Paulina Oszewska, “Six Young Polish Artists From Berlin Worth Knowing,” Contemporary Linx, August 23, 2017
The gallery is proud to announce its third solo exhibition with Polish artist Natasza Niedziolka.
For almost a decade, Niedziolka has used embroidery thread on stretched canvas as her primary material – the resulting artworks rest somewhere between drawing, painting and tapestry. While past series employed multi-colored, simplified still life imagery as an archetype, a mostly monochromatic hatching effect is the focus of her latest artworks that are grouped under the name Zero.
Founded in the late 1950s, the Zero group of European artists promoted “a zone of silence and pure possibilities for a new beginning” – a sentiment that was often echoed during the artist’s study at Kunstakademie Düsseldorf with Tal R, who would encourage students to return to the basics, or “back to zero.” Apart from the manifestos and sometimes-spiritual aims of historic movements like Zero, most artists at some phase in their studio practice have a desire to identify and eliminate the unnecessary facets of their process.
In Marcia Hafif’s seminal essay Beginning Again from 1978, the American painter posits the history of painting’s flirtation with emptiness as a life-affirming state: “The work I am talking about is involved with the experience of being. It begins with givens. The material exists; decisions are made as to format, combinations of materials, tools, and arena. Given one choice others are made on the basis of that. A certain integrity pervades the whole. The artist is involved in being as a way of doing and in letting be, developing materials worked with. The experience is one that few other activities allow us to know: the possibility of direct action in work with final materials, of seeing what was visualized materialize itself in our own hands.”

Problem description:
Reproduce the passage of the Niedziolka exhibition text from "Founded in the" to "of their process.".

Exercise data:
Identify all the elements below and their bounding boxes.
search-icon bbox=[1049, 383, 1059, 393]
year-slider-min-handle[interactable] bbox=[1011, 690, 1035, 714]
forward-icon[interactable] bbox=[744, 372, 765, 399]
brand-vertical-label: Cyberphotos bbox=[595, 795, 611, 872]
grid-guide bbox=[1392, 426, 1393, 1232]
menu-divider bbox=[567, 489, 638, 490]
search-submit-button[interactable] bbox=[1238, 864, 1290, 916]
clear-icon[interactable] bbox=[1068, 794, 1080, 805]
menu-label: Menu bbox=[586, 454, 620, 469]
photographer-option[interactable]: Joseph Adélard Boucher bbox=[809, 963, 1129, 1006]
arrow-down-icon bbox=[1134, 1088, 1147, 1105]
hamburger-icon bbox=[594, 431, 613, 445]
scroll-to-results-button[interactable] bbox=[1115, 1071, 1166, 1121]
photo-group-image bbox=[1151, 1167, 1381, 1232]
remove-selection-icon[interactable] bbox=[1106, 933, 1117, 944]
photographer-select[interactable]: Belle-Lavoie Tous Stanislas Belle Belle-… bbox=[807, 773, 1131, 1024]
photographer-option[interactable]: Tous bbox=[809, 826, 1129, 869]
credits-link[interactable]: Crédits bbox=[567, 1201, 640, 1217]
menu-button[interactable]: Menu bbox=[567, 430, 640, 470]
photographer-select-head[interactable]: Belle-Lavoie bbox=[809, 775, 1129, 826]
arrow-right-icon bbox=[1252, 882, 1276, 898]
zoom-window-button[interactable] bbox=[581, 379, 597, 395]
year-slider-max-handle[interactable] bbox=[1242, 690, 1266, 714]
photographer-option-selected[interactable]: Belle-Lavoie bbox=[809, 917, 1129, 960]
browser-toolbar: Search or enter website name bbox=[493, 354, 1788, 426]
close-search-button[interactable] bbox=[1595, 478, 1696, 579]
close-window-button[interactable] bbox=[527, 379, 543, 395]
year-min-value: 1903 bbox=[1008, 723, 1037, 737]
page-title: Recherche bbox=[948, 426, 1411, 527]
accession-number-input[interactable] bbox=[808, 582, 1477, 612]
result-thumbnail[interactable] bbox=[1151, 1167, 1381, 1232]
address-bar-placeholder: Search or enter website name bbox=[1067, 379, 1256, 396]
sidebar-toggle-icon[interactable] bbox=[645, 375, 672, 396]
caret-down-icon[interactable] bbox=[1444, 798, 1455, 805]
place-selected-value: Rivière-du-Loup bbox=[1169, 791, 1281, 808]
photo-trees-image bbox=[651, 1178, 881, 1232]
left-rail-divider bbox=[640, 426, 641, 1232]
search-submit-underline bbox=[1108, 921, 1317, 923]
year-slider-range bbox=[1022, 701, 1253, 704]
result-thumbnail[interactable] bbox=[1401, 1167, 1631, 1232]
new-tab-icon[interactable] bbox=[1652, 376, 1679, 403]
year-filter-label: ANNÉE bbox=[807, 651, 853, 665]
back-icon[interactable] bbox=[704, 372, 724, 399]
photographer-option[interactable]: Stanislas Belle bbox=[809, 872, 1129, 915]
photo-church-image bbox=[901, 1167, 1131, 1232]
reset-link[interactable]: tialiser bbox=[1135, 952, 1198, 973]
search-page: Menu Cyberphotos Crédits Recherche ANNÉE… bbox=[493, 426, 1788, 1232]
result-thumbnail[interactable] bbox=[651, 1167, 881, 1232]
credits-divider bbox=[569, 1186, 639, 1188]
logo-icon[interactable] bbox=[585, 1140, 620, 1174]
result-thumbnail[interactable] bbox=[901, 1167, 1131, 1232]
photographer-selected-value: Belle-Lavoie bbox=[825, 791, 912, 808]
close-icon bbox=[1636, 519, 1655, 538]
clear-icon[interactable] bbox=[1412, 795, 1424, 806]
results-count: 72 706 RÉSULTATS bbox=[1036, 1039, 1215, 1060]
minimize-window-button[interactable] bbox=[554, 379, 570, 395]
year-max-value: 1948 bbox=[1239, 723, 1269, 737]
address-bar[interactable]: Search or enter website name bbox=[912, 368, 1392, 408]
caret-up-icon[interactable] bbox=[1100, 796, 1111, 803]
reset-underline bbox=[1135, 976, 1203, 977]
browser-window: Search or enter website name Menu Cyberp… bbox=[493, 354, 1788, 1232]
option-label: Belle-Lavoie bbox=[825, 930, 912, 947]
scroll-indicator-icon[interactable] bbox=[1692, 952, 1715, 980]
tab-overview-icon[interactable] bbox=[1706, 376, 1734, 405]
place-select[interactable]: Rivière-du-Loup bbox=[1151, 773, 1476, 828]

Answer to the problem:
Founded in the late 1950s, the Zero group of European artists promoted “a zone of silence and pure possibilities for a new beginning” – a sentiment that was often echoed during the artist’s study at Kunstakademie Düsseldorf with Tal R, who would encourage students to return to the basics, or “back to zero.” Apart from the manifestos and sometimes-spiritual aims of historic movements like Zero, most artists at some phase in their studio practice have a desire to identify and eliminate the unnecessary facets of their process.